_Exercise prompt_
Retype each entry below, keeping every character the same.

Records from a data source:
* begin *

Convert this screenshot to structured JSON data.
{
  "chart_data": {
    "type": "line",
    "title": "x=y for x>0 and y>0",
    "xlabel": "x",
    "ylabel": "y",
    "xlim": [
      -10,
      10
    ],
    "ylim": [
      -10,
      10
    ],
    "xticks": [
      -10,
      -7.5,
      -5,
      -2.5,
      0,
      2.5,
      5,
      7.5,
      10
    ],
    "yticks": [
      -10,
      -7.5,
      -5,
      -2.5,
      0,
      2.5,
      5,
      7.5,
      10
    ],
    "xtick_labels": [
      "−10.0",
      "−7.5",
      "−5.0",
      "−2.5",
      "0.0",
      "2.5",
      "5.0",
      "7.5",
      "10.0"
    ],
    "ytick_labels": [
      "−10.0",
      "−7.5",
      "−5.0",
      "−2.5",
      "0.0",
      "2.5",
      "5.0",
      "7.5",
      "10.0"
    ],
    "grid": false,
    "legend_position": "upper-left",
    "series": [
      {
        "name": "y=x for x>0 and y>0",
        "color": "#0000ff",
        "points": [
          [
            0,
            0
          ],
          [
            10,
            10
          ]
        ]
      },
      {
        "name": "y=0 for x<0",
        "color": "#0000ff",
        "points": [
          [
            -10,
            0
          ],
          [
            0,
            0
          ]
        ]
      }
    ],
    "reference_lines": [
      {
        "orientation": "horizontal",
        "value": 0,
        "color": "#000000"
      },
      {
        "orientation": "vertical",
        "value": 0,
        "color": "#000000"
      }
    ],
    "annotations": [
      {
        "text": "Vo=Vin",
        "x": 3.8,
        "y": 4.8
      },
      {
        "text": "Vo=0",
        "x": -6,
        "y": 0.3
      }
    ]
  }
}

* end *

_Solution to this problem_
Convert this screenshot to structured JSON data.
{
  "chart_data": {
    "type": "line",
    "title": "x=y for x>0 and y>0",
    "xlabel": "x",
    "ylabel": "y",
    "xlim": [
      -10,
      10
    ],
    "ylim": [
      -10,
      10
    ],
    "xticks": [
      -10,
      -7.5,
      -5,
      -2.5,
      0,
      2.5,
      5,
      7.5,
      10
    ],
    "yticks": [
      -10,
      -7.5,
      -5,
      -2.5,
      0,
      2.5,
      5,
      7.5,
      10
    ],
    "xtick_labels": [
      "−10.0",
      "−7.5",
      "−5.0",
      "−2.5",
      "0.0",
      "2.5",
      "5.0",
      "7.5",
      "10.0"
    ],
    "ytick_labels": [
      "−10.0",
      "−7.5",
      "−5.0",
      "−2.5",
      "0.0",
      "2.5",
      "5.0",
      "7.5",
      "10.0"
    ],
    "grid": false,
    "legend_position": "upper-left",
    "series": [
      {
        "name": "y=x for x>0 and y>0",
        "color": "#0000ff",
        "points": [
          [
            0,
            0
          ],
          [
            10,
            10
          ]
        ]
      },
      {
        "name": "y=0 for x<0",
        "color": "#0000ff",
        "points": [
          [
            -10,
            0
          ],
          [
            0,
            0
          ]
        ]
      }
    ],
    "reference_lines": [
      {
        "orientation": "horizontal",
        "value": 0,
        "color": "#000000"
      },
      {
        "orientation": "vertical",
        "value": 0,
        "color": "#000000"
      }
    ],
    "annotations": [
      {
        "text": "Vo=Vin",
        "x": 3.8,
        "y": 4.8
      },
      {
        "text": "Vo=0",
        "x": -6,
        "y": 0.3
      }
    ]
  }
}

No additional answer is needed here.